### Exercise prompt
Give a verbatim quotation of every record.

--- Data shown ---

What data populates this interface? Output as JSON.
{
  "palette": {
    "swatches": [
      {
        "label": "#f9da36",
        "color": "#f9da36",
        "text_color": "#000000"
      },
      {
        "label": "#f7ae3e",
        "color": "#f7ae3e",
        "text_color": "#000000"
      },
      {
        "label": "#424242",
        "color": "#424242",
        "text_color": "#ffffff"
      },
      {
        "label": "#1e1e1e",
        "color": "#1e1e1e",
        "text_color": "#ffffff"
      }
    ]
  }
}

---

### Result for this task
What data populates this interface? Output as JSON.
{
  "palette": {
    "swatches": [
      {
        "label": "#f9da36",
        "color": "#f9da36",
        "text_color": "#000000"
      },
      {
        "label": "#f7ae3e",
        "color": "#f7ae3e",
        "text_color": "#000000"
      },
      {
        "label": "#424242",
        "color": "#424242",
        "text_color": "#ffffff"
      },
      {
        "label": "#1e1e1e",
        "color": "#1e1e1e",
        "text_color": "#ffffff"
      }
    ]
  }
}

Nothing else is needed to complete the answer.